:: Work instructions ::
Search the data below for the string "period". Extract every line that contains it.

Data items
—————

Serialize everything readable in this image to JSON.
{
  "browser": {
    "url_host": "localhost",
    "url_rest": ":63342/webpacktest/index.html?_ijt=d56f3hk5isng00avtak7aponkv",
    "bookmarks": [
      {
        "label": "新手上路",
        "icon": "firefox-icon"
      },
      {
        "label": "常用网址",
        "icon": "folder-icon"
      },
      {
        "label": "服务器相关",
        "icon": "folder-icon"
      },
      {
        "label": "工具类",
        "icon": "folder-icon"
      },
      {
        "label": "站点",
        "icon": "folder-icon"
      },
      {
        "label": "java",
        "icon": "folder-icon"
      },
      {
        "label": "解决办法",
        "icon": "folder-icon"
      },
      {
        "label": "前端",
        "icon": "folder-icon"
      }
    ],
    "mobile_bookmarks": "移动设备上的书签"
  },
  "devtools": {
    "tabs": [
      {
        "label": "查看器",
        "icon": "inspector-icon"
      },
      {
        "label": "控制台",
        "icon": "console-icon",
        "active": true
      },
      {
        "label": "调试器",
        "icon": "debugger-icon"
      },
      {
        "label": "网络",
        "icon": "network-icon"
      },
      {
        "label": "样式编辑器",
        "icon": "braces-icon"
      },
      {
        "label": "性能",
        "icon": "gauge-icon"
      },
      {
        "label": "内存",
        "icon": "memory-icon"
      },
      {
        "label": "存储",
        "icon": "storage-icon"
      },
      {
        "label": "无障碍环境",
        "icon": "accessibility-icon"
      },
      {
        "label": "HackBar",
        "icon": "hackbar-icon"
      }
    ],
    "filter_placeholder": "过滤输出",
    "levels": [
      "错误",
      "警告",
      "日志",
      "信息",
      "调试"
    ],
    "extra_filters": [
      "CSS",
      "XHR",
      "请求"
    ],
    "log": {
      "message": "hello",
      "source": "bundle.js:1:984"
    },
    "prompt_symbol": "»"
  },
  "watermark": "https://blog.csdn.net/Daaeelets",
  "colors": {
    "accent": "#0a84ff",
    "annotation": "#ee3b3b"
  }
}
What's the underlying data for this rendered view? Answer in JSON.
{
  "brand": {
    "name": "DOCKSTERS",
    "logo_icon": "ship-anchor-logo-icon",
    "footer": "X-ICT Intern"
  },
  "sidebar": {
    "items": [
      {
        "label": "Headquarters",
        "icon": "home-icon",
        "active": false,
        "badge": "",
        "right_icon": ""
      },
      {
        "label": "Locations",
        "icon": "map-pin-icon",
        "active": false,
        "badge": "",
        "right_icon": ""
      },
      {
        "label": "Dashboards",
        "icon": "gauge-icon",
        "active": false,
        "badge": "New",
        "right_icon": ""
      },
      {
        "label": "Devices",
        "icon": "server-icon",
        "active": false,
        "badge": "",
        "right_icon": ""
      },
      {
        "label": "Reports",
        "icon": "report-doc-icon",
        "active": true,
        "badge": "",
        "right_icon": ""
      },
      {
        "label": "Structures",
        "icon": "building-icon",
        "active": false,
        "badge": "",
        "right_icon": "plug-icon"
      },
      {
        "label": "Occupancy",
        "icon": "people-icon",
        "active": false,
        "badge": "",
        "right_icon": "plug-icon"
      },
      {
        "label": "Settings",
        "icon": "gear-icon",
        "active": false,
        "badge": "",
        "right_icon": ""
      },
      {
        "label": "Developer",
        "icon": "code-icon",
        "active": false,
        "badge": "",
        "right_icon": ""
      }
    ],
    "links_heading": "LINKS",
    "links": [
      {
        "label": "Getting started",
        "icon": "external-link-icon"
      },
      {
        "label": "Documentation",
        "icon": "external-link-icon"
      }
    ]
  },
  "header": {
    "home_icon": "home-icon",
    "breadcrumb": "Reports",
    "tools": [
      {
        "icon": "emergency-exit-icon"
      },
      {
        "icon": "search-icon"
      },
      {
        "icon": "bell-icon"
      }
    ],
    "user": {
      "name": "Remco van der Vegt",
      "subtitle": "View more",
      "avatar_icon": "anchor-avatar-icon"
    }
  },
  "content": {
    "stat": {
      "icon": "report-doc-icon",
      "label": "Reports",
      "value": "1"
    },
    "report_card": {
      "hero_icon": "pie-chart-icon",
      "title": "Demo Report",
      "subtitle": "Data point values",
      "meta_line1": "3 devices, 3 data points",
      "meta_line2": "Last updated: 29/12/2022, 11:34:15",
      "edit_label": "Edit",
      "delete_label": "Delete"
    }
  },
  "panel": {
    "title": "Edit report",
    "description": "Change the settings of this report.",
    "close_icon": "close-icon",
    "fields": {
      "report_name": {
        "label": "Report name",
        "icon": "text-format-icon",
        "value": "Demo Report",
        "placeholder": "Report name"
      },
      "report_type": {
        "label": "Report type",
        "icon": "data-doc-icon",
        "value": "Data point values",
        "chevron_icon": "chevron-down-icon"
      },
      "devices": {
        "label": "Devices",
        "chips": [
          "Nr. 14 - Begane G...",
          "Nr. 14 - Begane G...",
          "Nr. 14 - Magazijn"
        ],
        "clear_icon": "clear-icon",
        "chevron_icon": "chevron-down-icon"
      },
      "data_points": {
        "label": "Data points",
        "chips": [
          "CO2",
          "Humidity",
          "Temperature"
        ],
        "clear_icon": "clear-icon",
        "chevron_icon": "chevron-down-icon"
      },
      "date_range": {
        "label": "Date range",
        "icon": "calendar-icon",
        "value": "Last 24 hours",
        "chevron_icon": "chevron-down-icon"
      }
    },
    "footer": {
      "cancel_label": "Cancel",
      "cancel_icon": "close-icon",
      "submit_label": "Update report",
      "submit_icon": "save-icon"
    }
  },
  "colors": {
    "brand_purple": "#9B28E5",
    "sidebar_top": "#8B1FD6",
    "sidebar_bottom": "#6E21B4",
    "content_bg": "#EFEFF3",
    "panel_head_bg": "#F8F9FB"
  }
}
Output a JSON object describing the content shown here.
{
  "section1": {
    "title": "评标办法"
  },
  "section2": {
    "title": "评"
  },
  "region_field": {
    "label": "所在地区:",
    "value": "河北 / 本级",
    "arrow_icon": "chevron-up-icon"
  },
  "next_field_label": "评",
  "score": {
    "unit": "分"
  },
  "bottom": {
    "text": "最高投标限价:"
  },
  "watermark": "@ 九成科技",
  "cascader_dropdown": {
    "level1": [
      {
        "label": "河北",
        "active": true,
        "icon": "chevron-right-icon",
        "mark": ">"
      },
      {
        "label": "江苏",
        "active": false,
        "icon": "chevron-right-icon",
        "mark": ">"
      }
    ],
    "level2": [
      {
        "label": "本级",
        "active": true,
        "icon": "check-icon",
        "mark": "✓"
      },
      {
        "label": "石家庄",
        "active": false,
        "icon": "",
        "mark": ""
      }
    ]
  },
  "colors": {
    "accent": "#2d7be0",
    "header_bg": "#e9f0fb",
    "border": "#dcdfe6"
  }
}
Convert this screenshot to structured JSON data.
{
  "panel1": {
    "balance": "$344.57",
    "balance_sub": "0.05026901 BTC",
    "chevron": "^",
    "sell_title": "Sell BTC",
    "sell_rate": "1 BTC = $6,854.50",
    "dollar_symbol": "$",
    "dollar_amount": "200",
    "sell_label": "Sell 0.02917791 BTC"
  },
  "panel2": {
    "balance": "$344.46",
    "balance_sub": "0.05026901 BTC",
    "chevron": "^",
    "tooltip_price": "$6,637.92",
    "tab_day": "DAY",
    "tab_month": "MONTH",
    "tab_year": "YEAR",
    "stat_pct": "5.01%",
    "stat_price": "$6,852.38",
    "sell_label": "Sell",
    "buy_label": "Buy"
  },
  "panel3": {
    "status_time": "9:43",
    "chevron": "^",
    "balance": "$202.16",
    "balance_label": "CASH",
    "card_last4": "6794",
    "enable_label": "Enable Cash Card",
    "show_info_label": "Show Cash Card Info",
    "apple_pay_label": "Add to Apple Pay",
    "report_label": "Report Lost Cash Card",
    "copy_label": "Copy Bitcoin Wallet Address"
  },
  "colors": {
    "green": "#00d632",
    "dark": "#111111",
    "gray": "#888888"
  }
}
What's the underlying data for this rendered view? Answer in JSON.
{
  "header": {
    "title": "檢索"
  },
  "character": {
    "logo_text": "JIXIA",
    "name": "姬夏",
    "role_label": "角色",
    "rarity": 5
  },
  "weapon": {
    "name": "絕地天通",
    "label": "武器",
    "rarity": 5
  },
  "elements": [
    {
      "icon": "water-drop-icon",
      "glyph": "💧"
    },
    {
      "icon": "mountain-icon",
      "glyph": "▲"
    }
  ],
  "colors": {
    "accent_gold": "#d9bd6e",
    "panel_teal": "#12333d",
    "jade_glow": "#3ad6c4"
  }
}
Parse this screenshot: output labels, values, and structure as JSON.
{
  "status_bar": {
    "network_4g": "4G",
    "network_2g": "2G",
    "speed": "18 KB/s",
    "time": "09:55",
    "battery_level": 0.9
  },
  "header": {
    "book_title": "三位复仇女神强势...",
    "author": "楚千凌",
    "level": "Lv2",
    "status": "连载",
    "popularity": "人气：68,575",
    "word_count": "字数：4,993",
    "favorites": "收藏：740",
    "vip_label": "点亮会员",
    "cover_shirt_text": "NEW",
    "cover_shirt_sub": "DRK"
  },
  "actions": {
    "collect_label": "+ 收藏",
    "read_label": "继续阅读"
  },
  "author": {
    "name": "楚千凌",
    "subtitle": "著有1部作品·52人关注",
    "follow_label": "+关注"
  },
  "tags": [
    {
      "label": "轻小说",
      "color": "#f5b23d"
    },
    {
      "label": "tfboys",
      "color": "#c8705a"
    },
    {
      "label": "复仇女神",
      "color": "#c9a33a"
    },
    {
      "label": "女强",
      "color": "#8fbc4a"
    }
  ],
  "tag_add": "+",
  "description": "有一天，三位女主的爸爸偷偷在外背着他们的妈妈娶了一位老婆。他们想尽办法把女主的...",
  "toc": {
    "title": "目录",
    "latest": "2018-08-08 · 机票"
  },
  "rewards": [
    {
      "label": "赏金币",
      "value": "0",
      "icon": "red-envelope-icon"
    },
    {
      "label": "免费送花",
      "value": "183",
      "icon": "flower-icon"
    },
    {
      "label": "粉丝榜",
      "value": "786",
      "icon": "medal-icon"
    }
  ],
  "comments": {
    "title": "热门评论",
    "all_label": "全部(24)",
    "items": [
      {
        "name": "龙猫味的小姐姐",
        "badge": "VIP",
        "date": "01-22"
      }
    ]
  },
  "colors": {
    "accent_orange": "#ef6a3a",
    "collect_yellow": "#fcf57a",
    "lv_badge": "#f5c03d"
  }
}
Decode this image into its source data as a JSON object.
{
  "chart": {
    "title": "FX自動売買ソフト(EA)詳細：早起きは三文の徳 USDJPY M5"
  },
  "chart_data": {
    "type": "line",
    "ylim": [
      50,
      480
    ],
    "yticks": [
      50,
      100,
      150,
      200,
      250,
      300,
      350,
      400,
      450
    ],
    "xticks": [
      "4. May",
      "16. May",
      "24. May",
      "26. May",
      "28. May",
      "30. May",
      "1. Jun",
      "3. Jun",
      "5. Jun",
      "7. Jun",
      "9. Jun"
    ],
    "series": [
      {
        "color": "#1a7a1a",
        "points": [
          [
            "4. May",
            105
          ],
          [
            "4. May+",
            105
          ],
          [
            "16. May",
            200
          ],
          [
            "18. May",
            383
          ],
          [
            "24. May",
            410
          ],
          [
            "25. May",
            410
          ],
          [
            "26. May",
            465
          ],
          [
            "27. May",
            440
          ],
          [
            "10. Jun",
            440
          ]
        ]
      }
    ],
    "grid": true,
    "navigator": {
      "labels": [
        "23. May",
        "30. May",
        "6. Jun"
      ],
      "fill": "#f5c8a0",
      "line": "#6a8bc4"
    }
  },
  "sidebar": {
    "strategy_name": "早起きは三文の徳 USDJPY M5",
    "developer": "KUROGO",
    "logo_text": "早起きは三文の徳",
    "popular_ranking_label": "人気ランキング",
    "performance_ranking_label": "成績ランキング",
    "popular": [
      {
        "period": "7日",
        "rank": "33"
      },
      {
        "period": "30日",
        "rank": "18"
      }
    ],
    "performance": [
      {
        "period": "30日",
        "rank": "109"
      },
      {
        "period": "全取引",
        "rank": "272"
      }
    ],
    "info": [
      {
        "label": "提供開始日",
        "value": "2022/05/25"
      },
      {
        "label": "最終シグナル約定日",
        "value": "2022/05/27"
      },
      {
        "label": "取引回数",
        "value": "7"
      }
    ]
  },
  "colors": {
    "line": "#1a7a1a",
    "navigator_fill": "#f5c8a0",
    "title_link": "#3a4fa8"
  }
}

—————

:: Answer for this exercise ::
        "period": "7日",
        "period": "30日",
        "period": "30日",
        "period": "全取引",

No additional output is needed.